- Instructions to follow:
Check each line of the listing for the word "this" and give only the number of lines that have it.
Start of Source data
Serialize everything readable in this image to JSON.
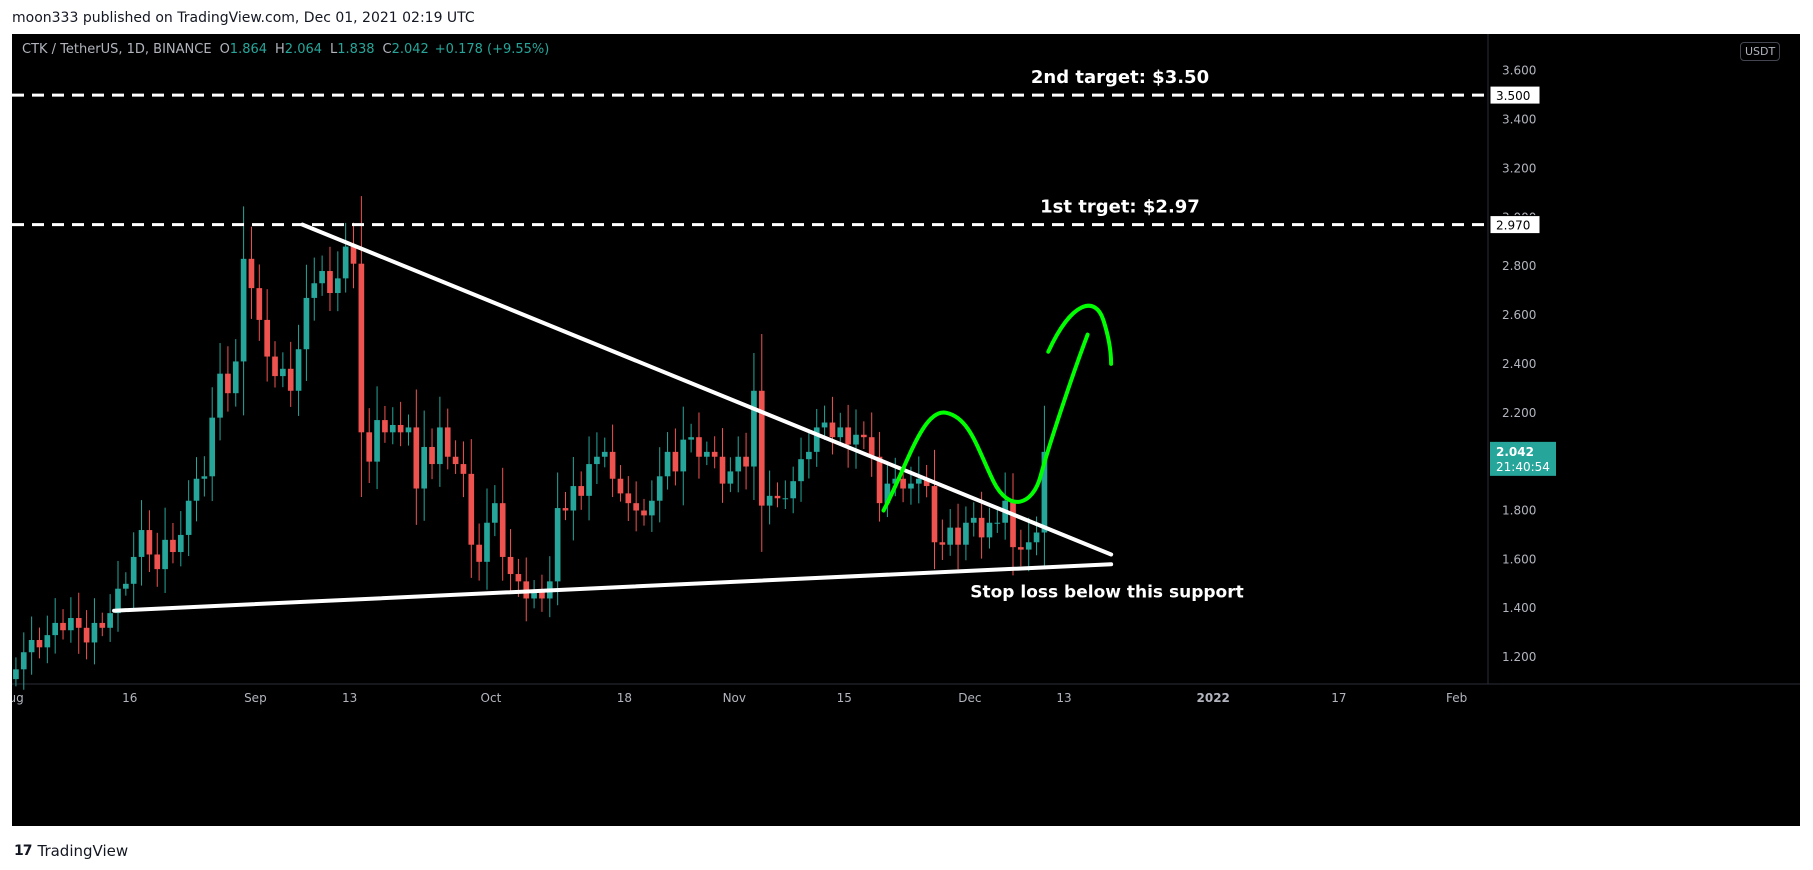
{
  "header": {
    "published": "moon333 published on TradingView.com, Dec 01, 2021 02:19 UTC"
  },
  "footer": {
    "logo": "17",
    "brand": "TradingView"
  },
  "infobar": {
    "symbol": "CTK / TetherUS, 1D, BINANCE",
    "o_label": "O",
    "o": "1.864",
    "h_label": "H",
    "h": "2.064",
    "l_label": "L",
    "l": "1.838",
    "c_label": "C",
    "c": "2.042",
    "change": "+0.178 (+9.55%)"
  },
  "colors": {
    "background": "#000000",
    "up": "#26a69a",
    "down": "#ef5350",
    "annotation": "#ffffff",
    "projection": "#00ff00",
    "axis_text": "#b2b5be",
    "price_tag": "#26a69a"
  },
  "chart_data": {
    "type": "candlestick",
    "ylim": [
      1.09,
      3.75
    ],
    "y_ticks": [
      "1.200",
      "1.400",
      "1.600",
      "1.800",
      "2.000",
      "2.200",
      "2.400",
      "2.600",
      "2.800",
      "3.000",
      "3.200",
      "3.400",
      "3.600"
    ],
    "y_tick_values": [
      1.2,
      1.4,
      1.6,
      1.8,
      2.0,
      2.2,
      2.4,
      2.6,
      2.8,
      3.0,
      3.2,
      3.4,
      3.6
    ],
    "unit": "USDT",
    "x_range": [
      "2021-08-01",
      "2022-02-05"
    ],
    "x_labels": [
      {
        "date": "2021-08-01",
        "label": "Aug"
      },
      {
        "date": "2021-08-16",
        "label": "16"
      },
      {
        "date": "2021-09-01",
        "label": "Sep"
      },
      {
        "date": "2021-09-13",
        "label": "13"
      },
      {
        "date": "2021-10-01",
        "label": "Oct"
      },
      {
        "date": "2021-10-18",
        "label": "18"
      },
      {
        "date": "2021-11-01",
        "label": "Nov"
      },
      {
        "date": "2021-11-15",
        "label": "15"
      },
      {
        "date": "2021-12-01",
        "label": "Dec"
      },
      {
        "date": "2021-12-13",
        "label": "13"
      },
      {
        "date": "2022-01-01",
        "label": "2022"
      },
      {
        "date": "2022-01-17",
        "label": "17"
      },
      {
        "date": "2022-02-01",
        "label": "Feb"
      }
    ],
    "closes": [
      1.15,
      1.22,
      1.27,
      1.24,
      1.29,
      1.34,
      1.31,
      1.36,
      1.32,
      1.26,
      1.34,
      1.32,
      1.38,
      1.48,
      1.5,
      1.61,
      1.72,
      1.62,
      1.56,
      1.68,
      1.63,
      1.7,
      1.84,
      1.93,
      1.94,
      2.18,
      2.36,
      2.28,
      2.41,
      2.83,
      2.71,
      2.58,
      2.43,
      2.35,
      2.38,
      2.29,
      2.46,
      2.67,
      2.73,
      2.78,
      2.69,
      2.75,
      2.88,
      2.81,
      2.12,
      2.0,
      2.17,
      2.12,
      2.15,
      2.12,
      2.14,
      1.89,
      2.06,
      1.99,
      2.14,
      2.02,
      1.99,
      1.95,
      1.66,
      1.59,
      1.75,
      1.83,
      1.61,
      1.54,
      1.51,
      1.44,
      1.47,
      1.44,
      1.51,
      1.81,
      1.8,
      1.9,
      1.86,
      1.99,
      2.02,
      2.04,
      1.93,
      1.87,
      1.83,
      1.8,
      1.78,
      1.84,
      1.94,
      2.04,
      1.96,
      2.09,
      2.1,
      2.02,
      2.04,
      2.02,
      1.91,
      1.96,
      2.02,
      1.98,
      2.29,
      1.82,
      1.86,
      1.85,
      1.85,
      1.92,
      2.01,
      2.04,
      2.14,
      2.16,
      2.1,
      2.14,
      2.07,
      2.11,
      2.1,
      2.02,
      1.83,
      1.91,
      1.93,
      1.89,
      1.91,
      1.93,
      1.9,
      1.67,
      1.66,
      1.73,
      1.66,
      1.75,
      1.77,
      1.69,
      1.75,
      1.75,
      1.84,
      1.65,
      1.64,
      1.67,
      1.71,
      2.04
    ],
    "overlays": {
      "support_line": [
        [
          "2021-08-14",
          1.39
        ],
        [
          "2021-12-19",
          1.58
        ]
      ],
      "resistance_line": [
        [
          "2021-09-07",
          2.97
        ],
        [
          "2021-12-19",
          1.62
        ]
      ],
      "target_lines": [
        {
          "price": 3.5,
          "tag": "3.500",
          "label": "2nd target: $3.50"
        },
        {
          "price": 2.97,
          "tag": "2.970",
          "label": "1st trget: $2.97"
        }
      ],
      "support_note": "Stop loss below this support"
    },
    "last_price": {
      "tag": "2.042",
      "countdown": "21:40:54"
    }
  }
}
End of Source data
- Task response:
2